%%
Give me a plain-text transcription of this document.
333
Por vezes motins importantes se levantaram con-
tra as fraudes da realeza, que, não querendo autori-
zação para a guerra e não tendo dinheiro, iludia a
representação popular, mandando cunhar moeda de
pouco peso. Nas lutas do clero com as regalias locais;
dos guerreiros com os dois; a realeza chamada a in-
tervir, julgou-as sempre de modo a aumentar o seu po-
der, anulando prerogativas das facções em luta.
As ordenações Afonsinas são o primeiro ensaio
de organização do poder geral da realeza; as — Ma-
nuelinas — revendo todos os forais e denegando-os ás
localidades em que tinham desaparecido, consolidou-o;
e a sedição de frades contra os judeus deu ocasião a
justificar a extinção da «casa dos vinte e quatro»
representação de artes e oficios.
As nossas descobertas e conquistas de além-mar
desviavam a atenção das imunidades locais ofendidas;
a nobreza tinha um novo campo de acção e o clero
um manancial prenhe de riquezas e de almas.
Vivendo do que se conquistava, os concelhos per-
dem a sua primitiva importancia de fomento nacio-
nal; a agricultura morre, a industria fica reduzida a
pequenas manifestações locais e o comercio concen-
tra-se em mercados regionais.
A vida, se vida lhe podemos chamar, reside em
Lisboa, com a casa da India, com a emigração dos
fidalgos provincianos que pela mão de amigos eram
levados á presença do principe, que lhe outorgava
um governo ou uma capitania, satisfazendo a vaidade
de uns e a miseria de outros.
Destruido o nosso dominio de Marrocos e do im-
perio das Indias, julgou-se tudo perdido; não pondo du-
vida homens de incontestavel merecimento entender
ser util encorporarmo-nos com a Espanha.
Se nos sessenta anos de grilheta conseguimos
%%
- _Directions for this task_
Pick out lines containing the word "casa", each one as written.

- _Solved exercise_
justificar a extinção da «casa dos vinte e quatro»
Lisboa, com a casa da India, com a emigração dos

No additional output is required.